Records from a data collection
## START

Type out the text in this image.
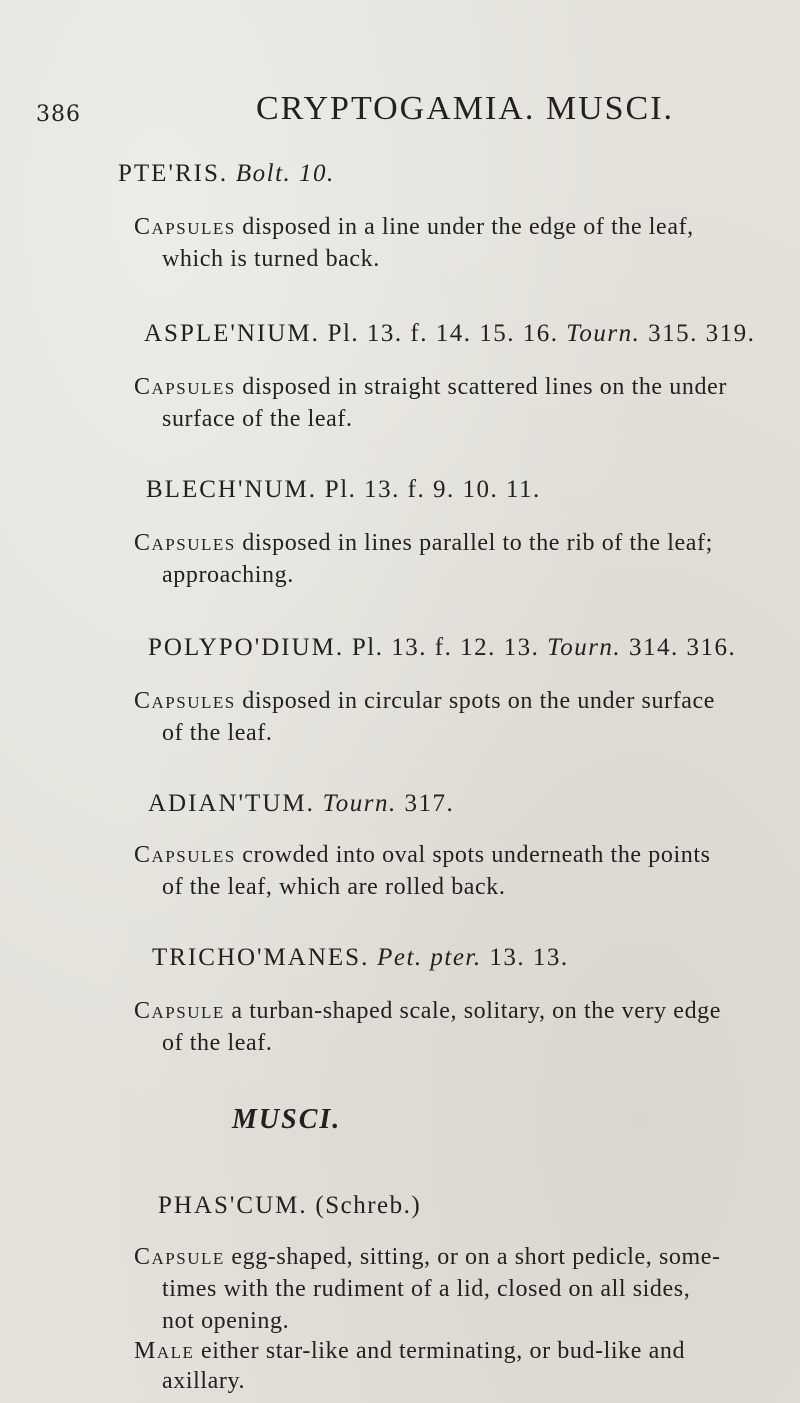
386	CRYPTOGAMIA. MUSCI.
PTE'RIS. Bolt. 10.
Capsules disposed in a line under the edge of the leaf,
which is turned back.
ASPLE'NIUM. Pl. 13. f. 14. 15. 16. Tourn. 315. 319.
Capsules disposed in straight scattered lines on the under
surface of the leaf.
BLECH'NUM. Pl. 13. f. 9. 10. 11.
Capsules disposed in lines parallel to the rib of the leaf;
approaching.
POLYPO'DIUM. Pl. 13. f. 12. 13. Tourn. 314. 316.
Capsules disposed in circular spots on the under surface
of the leaf.
ADIAN'TUM. Tourn. 317.
Capsules crowded into oval spots underneath the points
of the leaf, which are rolled back.
TRICHO'MANES. Pet. pter. 13. 13.
Capsule a turban-shaped scale, solitary, on the very edge
of the leaf.
MUSCI.
PHAS'CUM. (Schreb.)
Capsule egg-shaped, sitting, or on a short pedicle, some-
times with the rudiment of a lid, closed on all sides,
not opening.
Male either star-like and terminating, or bud-like and
axillary.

## END

- [Your goal]:
Only a number is needed: how many lines of the material above contain "spots"?

- [Problem solution]:
2